**Brief**
Copy every line that mentions the word "date".

**Records for processing**
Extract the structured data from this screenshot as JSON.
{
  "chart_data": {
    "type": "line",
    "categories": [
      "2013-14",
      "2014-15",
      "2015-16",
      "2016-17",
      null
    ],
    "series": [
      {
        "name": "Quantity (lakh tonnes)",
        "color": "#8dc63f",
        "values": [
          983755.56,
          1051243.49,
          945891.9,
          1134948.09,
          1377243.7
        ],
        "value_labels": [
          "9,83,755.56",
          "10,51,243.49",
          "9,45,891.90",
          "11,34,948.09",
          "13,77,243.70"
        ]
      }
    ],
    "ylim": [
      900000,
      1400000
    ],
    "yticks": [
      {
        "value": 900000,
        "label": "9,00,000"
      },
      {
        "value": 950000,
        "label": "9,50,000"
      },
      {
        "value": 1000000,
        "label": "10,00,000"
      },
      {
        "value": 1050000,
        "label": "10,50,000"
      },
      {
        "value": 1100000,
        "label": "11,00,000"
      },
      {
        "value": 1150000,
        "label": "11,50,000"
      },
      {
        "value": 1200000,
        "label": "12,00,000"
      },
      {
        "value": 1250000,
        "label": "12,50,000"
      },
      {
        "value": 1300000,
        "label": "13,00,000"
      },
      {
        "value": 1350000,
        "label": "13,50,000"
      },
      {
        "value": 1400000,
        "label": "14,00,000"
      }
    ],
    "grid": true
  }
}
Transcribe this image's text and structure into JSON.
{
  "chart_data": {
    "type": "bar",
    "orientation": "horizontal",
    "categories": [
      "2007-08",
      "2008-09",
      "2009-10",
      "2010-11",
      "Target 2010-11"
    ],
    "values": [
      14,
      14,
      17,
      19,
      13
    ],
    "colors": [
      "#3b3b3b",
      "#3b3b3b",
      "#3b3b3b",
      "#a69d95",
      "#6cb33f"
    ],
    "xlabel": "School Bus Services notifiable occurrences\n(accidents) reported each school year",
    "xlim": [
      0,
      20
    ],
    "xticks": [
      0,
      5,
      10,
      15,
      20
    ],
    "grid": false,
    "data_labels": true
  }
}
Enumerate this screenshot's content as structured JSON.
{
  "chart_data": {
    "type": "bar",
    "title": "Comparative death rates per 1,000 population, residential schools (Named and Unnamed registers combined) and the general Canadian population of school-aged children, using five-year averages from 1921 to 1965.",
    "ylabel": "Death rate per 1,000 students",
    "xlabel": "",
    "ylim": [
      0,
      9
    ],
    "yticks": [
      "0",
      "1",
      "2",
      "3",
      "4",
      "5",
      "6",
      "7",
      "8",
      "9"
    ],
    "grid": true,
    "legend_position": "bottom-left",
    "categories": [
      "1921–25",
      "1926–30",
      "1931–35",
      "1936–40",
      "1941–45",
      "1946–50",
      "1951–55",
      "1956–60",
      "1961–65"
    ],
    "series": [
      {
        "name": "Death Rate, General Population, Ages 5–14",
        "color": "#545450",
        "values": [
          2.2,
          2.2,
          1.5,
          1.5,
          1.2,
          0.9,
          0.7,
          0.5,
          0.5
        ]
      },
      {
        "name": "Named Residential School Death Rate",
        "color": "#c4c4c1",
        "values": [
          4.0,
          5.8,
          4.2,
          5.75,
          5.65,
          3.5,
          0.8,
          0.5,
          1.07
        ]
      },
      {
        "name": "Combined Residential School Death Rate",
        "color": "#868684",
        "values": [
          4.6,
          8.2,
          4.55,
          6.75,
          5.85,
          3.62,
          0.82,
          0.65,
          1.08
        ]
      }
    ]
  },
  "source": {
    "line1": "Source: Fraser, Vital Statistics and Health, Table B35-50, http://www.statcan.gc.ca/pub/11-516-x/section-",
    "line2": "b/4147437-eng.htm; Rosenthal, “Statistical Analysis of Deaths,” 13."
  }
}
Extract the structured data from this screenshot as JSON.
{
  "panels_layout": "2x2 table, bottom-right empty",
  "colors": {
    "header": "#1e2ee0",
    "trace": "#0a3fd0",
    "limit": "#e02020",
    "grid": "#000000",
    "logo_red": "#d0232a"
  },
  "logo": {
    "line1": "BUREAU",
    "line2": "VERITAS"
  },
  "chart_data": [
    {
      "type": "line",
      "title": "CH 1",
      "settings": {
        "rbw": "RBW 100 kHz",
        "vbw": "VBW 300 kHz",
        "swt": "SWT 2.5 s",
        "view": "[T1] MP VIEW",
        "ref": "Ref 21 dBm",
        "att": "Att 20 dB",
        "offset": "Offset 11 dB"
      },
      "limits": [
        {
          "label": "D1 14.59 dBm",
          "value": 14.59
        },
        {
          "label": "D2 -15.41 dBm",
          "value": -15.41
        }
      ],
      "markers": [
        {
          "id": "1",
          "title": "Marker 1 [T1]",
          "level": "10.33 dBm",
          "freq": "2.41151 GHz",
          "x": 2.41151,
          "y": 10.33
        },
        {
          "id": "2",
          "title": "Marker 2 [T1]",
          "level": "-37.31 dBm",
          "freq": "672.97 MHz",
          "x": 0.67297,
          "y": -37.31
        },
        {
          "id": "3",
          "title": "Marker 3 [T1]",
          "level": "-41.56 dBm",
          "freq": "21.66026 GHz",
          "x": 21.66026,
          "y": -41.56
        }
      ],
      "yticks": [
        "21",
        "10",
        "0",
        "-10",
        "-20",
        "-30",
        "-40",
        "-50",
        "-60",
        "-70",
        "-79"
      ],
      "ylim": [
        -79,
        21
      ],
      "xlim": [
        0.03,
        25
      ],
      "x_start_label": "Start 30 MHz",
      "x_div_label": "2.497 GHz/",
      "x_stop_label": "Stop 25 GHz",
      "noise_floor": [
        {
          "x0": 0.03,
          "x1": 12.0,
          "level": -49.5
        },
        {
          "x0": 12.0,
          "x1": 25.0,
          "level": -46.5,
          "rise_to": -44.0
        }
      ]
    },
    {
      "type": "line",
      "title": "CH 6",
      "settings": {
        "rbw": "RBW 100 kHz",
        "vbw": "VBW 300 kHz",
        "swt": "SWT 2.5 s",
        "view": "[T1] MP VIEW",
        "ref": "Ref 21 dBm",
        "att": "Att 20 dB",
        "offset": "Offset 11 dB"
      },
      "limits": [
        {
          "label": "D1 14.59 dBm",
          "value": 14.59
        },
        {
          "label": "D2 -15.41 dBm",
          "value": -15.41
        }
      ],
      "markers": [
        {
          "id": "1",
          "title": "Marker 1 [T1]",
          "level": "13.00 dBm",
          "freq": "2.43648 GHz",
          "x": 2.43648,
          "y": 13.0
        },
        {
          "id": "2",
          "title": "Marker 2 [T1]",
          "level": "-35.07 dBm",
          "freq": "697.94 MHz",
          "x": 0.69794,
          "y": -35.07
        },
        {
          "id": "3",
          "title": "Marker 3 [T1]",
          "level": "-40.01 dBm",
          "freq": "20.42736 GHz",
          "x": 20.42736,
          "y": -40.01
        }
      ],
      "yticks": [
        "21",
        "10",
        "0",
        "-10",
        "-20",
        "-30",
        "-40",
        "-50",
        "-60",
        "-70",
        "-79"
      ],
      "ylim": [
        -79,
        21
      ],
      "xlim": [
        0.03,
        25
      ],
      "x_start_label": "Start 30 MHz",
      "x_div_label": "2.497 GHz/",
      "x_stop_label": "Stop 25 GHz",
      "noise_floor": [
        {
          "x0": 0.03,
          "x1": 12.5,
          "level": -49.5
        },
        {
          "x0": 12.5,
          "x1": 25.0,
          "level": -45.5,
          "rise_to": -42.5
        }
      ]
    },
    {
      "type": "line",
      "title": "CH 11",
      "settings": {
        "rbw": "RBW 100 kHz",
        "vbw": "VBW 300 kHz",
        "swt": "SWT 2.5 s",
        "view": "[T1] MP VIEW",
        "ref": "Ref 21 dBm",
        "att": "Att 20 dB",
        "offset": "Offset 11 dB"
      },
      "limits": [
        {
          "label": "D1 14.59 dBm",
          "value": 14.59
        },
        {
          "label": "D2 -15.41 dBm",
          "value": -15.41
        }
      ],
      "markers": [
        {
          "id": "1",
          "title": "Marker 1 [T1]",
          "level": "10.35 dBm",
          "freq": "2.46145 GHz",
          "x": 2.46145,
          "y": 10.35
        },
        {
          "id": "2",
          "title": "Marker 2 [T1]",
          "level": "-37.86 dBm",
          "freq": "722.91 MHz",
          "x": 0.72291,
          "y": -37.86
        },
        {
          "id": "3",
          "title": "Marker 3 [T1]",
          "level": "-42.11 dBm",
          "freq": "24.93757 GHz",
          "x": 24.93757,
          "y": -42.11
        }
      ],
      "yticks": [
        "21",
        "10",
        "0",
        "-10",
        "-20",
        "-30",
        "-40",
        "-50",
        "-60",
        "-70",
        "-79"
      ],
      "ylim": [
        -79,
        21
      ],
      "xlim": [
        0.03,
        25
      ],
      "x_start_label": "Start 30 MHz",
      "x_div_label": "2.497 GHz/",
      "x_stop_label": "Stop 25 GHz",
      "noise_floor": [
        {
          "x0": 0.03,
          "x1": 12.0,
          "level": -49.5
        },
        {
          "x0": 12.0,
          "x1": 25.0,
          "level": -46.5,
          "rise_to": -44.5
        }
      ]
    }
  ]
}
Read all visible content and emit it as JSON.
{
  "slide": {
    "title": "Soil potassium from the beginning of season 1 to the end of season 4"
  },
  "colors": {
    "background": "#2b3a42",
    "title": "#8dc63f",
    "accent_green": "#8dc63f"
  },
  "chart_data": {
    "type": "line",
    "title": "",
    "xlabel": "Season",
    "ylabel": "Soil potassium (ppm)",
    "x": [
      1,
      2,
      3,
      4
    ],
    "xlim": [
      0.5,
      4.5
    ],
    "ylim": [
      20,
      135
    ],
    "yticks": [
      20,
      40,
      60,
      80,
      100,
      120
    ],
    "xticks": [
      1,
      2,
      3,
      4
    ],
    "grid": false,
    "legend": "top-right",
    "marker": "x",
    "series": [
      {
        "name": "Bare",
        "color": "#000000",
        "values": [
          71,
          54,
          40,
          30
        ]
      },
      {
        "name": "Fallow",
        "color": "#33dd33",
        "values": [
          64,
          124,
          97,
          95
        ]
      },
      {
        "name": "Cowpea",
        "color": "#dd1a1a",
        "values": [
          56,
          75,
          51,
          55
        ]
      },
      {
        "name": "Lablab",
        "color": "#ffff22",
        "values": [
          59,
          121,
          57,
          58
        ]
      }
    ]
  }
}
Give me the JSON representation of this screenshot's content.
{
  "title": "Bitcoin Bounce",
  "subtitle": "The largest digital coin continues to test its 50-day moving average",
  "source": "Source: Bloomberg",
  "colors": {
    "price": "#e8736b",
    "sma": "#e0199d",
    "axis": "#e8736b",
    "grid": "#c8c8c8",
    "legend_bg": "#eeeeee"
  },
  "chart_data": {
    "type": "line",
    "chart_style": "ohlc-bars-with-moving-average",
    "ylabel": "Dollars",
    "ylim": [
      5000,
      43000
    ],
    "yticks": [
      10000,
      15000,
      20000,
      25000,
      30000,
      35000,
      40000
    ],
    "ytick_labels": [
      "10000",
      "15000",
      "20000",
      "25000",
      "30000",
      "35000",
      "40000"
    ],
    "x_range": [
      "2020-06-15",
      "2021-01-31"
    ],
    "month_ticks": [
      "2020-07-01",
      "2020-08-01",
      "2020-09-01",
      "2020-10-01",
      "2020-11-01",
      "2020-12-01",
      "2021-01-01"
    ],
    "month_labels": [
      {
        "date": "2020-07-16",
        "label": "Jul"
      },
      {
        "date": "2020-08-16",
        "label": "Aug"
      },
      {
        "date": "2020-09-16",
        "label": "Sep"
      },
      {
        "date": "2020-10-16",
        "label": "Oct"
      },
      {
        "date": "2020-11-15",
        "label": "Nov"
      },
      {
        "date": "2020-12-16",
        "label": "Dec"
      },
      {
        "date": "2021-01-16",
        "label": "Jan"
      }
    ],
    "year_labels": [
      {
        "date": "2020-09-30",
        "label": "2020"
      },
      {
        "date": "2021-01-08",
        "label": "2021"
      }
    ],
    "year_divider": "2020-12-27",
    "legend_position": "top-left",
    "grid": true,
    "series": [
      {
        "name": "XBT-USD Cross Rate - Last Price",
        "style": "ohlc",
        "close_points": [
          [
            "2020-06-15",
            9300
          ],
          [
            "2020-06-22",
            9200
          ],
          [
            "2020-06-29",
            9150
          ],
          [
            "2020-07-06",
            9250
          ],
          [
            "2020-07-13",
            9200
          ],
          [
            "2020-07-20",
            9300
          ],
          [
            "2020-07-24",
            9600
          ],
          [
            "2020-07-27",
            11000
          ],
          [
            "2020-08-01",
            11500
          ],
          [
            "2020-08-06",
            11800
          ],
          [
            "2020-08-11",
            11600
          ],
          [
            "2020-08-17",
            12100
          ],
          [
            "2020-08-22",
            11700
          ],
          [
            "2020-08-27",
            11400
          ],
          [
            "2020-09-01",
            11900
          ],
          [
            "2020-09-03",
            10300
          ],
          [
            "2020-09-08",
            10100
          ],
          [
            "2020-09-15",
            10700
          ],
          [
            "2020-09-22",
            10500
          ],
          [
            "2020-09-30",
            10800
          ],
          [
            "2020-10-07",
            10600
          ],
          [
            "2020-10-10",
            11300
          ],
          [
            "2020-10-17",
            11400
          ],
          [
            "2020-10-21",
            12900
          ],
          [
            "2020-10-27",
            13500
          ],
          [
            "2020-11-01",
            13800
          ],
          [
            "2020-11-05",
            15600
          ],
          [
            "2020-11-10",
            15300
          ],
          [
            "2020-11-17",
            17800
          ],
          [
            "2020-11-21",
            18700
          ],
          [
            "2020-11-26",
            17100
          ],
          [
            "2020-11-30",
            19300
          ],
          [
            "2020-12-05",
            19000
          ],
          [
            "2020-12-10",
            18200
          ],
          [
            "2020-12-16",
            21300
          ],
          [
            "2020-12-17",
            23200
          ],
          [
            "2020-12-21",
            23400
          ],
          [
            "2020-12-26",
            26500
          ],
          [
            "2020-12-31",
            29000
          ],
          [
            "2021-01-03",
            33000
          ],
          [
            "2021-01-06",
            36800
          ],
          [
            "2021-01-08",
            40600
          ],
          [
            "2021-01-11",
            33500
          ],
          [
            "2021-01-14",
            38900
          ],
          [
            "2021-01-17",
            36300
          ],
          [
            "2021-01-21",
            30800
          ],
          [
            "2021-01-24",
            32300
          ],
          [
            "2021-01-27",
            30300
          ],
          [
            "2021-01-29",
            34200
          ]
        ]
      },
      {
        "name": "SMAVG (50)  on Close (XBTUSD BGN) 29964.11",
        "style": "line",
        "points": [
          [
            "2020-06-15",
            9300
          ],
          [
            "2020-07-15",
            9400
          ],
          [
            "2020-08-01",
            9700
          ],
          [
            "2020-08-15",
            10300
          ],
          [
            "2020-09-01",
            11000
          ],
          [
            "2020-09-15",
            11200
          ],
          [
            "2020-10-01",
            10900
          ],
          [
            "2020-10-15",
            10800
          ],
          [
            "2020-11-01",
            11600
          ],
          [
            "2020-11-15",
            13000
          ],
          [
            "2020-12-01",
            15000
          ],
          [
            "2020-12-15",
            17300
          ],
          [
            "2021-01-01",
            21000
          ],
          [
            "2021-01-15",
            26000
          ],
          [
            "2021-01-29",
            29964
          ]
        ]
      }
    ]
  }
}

**Completed exercise**
        "date": "2020-07-16",
        "date": "2020-08-16",
        "date": "2020-09-16",
        "date": "2020-10-16",
        "date": "2020-11-15",
        "date": "2020-12-16",
        "date": "2021-01-16",
        "date": "2020-09-30",
        "date": "2021-01-08",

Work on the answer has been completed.